Start of Selected extract

In 2013, Todd Grayson was retained as City Council member for the northwest Ohio city of Perrysburg. He was at the time, and continued to be through 2016, the Vice Chairman of the Libertarian Party of Wood County. He was the first registered Libertarian in Wood County to hold office.

In 2014, the Ohio Republican Party sought ways to have the LPO removed from the ballot, including Republicans connected to then-Governor Kasich having a part in the protest of Charlie Earl's candidate petitions. This protest was based on the failure of petition circulators to satisfy a sporadically-enforced requirement to provide information about their employers. Secretary of State John Husted ruled in favor of the protest, removing Earl from the ballot. Because of a new Ohio law which required minor parties to get 3% of the vote for their gubernatorial or Presidential candidate to retain recognition, this made it impossible for the LPO to keep minor party status. The LPO responded by filing a federal lawsuit against Husted. In April 2014, the Sixth Circuit ruled that Ohio's requirement was allowable as a way to detect fraudulent signatures on candidate petitions, and denied the LPO an injunction; the U.S. Supreme Court declined to review the case in May 2014. The next year, it was revealed that the Ohio Republican Party had paid $300,000 for the legal services involved in the protest against Earl's candidacy.

End of Selected extract
Start of Excerpted records

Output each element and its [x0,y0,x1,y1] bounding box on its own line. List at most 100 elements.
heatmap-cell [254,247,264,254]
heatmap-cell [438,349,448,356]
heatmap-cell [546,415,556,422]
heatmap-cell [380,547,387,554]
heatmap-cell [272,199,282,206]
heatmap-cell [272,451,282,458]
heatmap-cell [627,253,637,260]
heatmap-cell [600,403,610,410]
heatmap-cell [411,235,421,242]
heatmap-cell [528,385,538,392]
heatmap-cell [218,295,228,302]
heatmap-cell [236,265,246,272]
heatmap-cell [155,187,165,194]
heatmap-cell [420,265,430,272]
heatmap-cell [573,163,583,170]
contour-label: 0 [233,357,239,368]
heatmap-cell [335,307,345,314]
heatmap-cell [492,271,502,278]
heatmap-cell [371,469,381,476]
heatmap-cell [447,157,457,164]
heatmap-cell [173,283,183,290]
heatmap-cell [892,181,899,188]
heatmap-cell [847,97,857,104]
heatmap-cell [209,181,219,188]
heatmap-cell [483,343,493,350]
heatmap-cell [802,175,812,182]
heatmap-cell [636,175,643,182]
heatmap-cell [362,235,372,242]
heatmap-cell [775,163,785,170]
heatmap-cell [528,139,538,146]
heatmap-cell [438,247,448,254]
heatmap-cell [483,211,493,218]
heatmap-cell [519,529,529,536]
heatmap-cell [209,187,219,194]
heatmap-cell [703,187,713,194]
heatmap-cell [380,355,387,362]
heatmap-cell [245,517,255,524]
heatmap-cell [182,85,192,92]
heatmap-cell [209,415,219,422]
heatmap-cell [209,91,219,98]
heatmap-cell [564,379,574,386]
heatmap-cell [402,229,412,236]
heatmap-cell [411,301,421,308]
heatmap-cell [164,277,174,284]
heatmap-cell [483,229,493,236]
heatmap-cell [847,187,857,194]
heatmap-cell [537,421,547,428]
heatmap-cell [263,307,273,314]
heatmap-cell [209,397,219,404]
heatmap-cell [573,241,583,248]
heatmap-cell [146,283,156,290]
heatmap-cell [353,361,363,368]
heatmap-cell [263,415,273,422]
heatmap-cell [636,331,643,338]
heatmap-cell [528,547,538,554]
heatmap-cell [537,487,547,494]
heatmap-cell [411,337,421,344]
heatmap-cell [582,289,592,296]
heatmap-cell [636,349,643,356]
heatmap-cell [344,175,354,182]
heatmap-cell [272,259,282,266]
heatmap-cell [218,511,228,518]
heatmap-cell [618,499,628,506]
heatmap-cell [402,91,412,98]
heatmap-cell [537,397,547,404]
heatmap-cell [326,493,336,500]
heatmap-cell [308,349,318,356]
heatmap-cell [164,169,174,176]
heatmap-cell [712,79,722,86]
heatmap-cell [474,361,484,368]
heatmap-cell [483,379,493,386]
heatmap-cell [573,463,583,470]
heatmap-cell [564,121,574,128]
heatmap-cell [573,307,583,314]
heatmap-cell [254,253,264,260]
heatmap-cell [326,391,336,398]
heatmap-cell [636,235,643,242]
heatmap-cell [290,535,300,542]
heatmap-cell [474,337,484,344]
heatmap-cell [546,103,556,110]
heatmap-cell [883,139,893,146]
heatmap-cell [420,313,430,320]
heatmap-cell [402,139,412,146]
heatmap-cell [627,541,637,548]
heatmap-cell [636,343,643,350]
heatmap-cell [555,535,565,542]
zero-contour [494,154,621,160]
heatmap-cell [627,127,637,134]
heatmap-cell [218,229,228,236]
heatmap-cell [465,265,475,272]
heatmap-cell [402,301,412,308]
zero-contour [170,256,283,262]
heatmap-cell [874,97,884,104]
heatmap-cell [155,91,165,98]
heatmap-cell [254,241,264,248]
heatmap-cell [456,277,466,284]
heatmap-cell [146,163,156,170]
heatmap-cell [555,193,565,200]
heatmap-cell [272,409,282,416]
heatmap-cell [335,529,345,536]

End of Excerpted records

- **Required actions**
a) Answer these questions from the passage on the Libertarian Party of Ohio:
(i) In what year was Todd Grayson retained as a City Council member for Perrysburg?
(ii) Which official ruled in favor of the protest against Charlie Earl's candidate petitions?
(iii) How much did the Ohio Republican Party pay for the legal services involved in that protest?
b) Can you carry the passage on the Libertarian Party of Ohio forward from its final sentence?

- **Responses to the exercise**
a)
(i) 2013
(ii) Secretary of State John Husted
(iii) $300,000

b)
On July 12, 2018, the LPO regained minor party status after submitting more than 60,000 signatures. This allowed the LPO to host primaries and lowered the required petition signatures for ballot access.

To renew the party's ballot access, the party's gubernatorial candidate was required to gain at least three percent of the vote in the Ohio gubernatorial election, 2018, which he, Travis Irvine, failed to do. After Jo Jorgensen also failed to reach 3% in 2020, the LPO lost its minor party status, leaving no recognized minor parties in Ohio.

In June 2024, the LPO again collected signatures to be recognized as a minor party. In early July, they submitted 87,000 signatures on minor party formation petitions. In August, the Secretary of State confirmed that sufficient signatures had been validated, and about fifteen candidates filed to run for Ohio offices as Libertarians, including Don Kissick for U.S. Senate and Tom Pruss for the OH-09 U.S. House seat. Media reports indicated that Pruss's candidacy likely changed the outcome of his contest, with him chosen by many voters who were dissatisfied with both major-party candidates. The Libertarian Presidential candidate, Chase Oliver, failed to reach 3% and renew their minor party status.

In 2025, the LPO announced plans to field candidates for as many Ohio offices as possible in the 2026 elections, with particular focus on the 99 elections for Ohio House of Representatives.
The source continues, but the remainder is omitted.